:: EXCERPT TO READ ::
________________

Specifying input and output:

$ pixz < foo.tar > foo.tpxz     # Same as 'pixz foo.tar foo.tpxz'
$ pixz -i foo.tar -o foo.tpxz   # Ditto. These both work for -x, -d and -l too, eg:

$ pixz -x -i foo.tpxz -o foo.tar file1 file2 ... # Extract the files from foo.tpxz into foo.tar

$ pixz foo.tar                  # Compress it to foo.tpxz, removing the original
$ pixz -d foo.tpxz              # Extract it to foo.tar, removing the original


Other flags:

$ pixz -1 foo.tar           # Faster, worse compression
$ pixz -9 foo.tar           # Better, slower compression 

$ pixz -t foo.tar           # Compress but don't treat it as a tarball (don't index it)
$ pixz -d -t foo.tpxz       # Decompress foo, don't check that contents match index
$ pixz -l -t foo.tpxz       # List the xz blocks instead of files

WARNING: Running pixz without the -t flag will cause it to treat the input as a tarball, as long as it looks vaguely tarball-like. This means if the file starts with at least 1024 zero bytes, pixz will assume it's empty, and truncate the output! If your input files aren't tarballs, run with -t or face possible data-loss.

________________

:: PROVIDED ENTRIES ::
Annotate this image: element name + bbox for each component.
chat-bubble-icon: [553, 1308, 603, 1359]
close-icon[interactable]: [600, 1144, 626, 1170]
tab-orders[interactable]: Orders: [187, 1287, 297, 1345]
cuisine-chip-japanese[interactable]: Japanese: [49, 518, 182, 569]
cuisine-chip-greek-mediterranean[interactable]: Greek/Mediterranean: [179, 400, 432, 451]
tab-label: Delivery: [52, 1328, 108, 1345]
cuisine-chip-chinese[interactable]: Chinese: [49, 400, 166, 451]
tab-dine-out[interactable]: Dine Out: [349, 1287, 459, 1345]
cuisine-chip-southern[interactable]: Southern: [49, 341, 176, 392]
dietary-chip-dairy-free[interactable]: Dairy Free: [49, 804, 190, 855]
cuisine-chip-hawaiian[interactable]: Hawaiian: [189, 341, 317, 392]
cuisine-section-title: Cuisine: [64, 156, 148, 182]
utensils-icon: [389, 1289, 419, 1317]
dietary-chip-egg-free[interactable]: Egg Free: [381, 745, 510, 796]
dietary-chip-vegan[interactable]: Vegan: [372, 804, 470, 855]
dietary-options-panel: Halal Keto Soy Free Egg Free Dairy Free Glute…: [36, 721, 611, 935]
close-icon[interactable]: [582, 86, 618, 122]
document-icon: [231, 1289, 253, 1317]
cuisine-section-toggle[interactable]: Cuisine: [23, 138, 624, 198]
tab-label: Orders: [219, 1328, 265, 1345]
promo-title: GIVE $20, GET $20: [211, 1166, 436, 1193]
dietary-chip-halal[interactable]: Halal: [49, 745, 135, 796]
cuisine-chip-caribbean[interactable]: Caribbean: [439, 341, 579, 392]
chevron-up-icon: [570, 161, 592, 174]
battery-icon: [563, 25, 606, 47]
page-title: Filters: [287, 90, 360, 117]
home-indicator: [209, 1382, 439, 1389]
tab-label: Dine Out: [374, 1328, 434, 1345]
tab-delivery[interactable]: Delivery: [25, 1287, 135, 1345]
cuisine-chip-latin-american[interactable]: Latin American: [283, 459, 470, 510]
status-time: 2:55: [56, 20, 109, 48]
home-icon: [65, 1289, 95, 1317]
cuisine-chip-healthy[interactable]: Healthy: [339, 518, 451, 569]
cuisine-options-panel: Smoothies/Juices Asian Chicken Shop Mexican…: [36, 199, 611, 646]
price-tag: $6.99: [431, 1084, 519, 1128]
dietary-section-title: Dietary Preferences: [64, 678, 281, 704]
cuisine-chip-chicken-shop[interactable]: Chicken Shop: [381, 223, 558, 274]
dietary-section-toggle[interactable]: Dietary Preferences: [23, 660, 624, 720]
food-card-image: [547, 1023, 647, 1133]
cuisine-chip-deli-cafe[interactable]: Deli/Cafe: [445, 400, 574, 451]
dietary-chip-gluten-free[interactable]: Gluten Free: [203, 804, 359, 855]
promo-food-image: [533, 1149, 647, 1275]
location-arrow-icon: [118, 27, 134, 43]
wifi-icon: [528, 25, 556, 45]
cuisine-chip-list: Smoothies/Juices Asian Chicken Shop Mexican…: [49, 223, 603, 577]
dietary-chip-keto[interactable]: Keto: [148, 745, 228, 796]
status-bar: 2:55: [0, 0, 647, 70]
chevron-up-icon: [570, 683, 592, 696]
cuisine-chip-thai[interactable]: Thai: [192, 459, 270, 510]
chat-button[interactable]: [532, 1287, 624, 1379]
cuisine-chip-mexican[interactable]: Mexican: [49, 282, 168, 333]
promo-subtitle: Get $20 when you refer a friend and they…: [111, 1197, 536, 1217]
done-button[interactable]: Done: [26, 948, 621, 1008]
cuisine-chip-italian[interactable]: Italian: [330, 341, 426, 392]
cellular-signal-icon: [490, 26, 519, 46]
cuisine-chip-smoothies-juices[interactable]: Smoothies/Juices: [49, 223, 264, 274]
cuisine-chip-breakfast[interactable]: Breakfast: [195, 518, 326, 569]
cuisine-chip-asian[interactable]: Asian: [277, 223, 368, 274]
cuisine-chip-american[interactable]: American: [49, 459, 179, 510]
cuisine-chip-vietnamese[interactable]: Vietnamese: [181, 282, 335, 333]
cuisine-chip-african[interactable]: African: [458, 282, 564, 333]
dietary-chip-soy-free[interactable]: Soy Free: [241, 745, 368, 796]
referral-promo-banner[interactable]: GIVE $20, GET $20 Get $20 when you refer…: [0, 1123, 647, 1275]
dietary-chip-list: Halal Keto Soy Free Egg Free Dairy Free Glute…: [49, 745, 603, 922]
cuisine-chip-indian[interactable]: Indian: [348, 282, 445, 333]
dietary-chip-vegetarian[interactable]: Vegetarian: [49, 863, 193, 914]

________________

:: EXERCISE TASKS ::
1. Render the rows as a numbered list, running from the first row through the row containing "price-tag: $6.99: [431, 1084, 519, 1128]", with both of those rows included and any blank lines left out.
2. Extend the pixz usage notes past their final sentence.
The pixz text and the rows have nothing to do with each other.

:: TASK RESPONSES ::
1.
1. Annotate this image: element name + bbox for each component.
2. chat-bubble-icon: [553, 1308, 603, 1359]
3. close-icon[interactable]: [600, 1144, 626, 1170]
4. tab-orders[interactable]: Orders: [187, 1287, 297, 1345]
5. cuisine-chip-japanese[interactable]: Japanese: [49, 518, 182, 569]
6. cuisine-chip-greek-mediterranean[interactable]: Greek/Mediterranean: [179, 400, 432, 451]
7. tab-label: Delivery: [52, 1328, 108, 1345]
8. cuisine-chip-chinese[interactable]: Chinese: [49, 400, 166, 451]
9. tab-dine-out[interactable]: Dine Out: [349, 1287, 459, 1345]
10. cuisine-chip-southern[interactable]: Southern: [49, 341, 176, 392]
11. dietary-chip-dairy-free[interactable]: Dairy Free: [49, 804, 190, 855]
12. cuisine-chip-hawaiian[interactable]: Hawaiian: [189, 341, 317, 392]
13. cuisine-section-title: Cuisine: [64, 156, 148, 182]
14. utensils-icon: [389, 1289, 419, 1317]
15. dietary-chip-egg-free[interactable]: Egg Free: [381, 745, 510, 796]
16. dietary-chip-vegan[interactable]: Vegan: [372, 804, 470, 855]
17. dietary-options-panel: Halal Keto Soy Free Egg Free Dairy Free Glute…: [36, 721, 611, 935]
18. close-icon[interactable]: [582, 86, 618, 122]
19. document-icon: [231, 1289, 253, 1317]
20. cuisine-section-toggle[interactable]: Cuisine: [23, 138, 624, 198]
21. tab-label: Orders: [219, 1328, 265, 1345]
22. promo-title: GIVE $20, GET $20: [211, 1166, 436, 1193]
23. dietary-chip-halal[interactable]: Halal: [49, 745, 135, 796]
24. cuisine-chip-caribbean[interactable]: Caribbean: [439, 341, 579, 392]
25. chevron-up-icon: [570, 161, 592, 174]
26. battery-icon: [563, 25, 606, 47]
27. page-title: Filters: [287, 90, 360, 117]
28. home-indicator: [209, 1382, 439, 1389]
29. tab-label: Dine Out: [374, 1328, 434, 1345]
30. tab-delivery[interactable]: Delivery: [25, 1287, 135, 1345]
31. cuisine-chip-latin-american[interactable]: Latin American: [283, 459, 470, 510]
32. status-time: 2:55: [56, 20, 109, 48]
33. home-icon: [65, 1289, 95, 1317]
34. cuisine-chip-healthy[interactable]: Healthy: [339, 518, 451, 569]
35. cuisine-options-panel: Smoothies/Juices Asian Chicken Shop Mexican…: [36, 199, 611, 646]
36. price-tag: $6.99: [431, 1084, 519, 1128]

2.
Compare to:
    plzip
        * About equally complex, efficient
        * lzip format seems less-used
        * Version 1 is theoretically indexable...I think
    ChopZip
        * Python, much simpler
        * More flexible, supports arbitrary compression programs
        * Uses streams instead of blocks, not indexable
        * Splits input and then combines output, much higher disk usage 
    pxz
        * Simpler code
        * Uses OpenMP instead of pthreads
        * Uses streams instead of blocks, not indexable
        * Uses temp files and doesn't combine them until the whole file is compressed, high disk/memory usage

Comparable tools for other compression algorithms:
    pbzip2
        * Not indexable
        * Appears slow
        * bzip2 algorithm is non-ideal
    pigz
        * Not indexable
    dictzip
        * Not parallel


Requirements:
    * libarchive 2.8 or later
    * liblzma 4.999.9-beta-212 or later (from the xz distribution)